======== DATA IN THIS EXERCISE

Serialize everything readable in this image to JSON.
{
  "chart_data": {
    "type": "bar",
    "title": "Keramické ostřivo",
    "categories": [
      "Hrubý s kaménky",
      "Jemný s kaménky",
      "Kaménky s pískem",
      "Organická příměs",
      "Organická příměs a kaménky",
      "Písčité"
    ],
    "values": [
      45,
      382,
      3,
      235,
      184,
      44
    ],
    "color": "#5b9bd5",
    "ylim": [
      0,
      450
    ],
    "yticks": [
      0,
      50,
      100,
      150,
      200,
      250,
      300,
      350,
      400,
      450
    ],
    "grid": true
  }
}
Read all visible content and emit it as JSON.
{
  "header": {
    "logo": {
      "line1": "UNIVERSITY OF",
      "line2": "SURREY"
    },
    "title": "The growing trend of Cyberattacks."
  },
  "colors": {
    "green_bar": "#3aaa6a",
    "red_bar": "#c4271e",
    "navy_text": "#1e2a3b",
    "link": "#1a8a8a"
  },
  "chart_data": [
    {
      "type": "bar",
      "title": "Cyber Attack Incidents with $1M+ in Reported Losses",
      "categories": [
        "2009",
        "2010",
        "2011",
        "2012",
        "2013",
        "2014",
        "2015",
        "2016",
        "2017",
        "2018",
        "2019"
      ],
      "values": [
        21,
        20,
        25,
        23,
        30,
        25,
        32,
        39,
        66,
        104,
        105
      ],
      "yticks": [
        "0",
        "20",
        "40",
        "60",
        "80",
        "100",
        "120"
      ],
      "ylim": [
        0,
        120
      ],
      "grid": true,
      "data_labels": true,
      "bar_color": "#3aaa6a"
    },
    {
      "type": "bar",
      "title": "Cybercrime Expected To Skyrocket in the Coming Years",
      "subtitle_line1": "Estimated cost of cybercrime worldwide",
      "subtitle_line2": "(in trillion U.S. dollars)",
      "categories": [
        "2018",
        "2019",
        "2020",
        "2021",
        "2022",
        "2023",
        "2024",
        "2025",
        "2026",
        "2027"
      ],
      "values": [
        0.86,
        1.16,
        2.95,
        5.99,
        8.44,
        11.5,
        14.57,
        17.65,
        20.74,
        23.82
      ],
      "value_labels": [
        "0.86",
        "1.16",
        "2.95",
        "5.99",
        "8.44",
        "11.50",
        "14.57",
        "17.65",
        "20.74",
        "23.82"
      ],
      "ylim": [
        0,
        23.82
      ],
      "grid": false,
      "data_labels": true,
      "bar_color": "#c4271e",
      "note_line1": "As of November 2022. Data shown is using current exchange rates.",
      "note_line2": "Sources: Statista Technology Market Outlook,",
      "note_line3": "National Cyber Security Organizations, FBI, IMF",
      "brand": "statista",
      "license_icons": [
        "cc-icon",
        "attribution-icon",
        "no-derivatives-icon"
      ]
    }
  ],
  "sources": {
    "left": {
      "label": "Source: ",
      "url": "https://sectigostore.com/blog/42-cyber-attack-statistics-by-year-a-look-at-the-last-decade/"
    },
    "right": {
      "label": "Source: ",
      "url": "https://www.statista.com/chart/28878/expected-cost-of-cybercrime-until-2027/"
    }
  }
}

================

• WORK REQUIRED: List all lines in the material containing the string "true".

• WRITTEN ANSWER:
    "grid": true
      "grid": true,
      "data_labels": true,
      "data_labels": true,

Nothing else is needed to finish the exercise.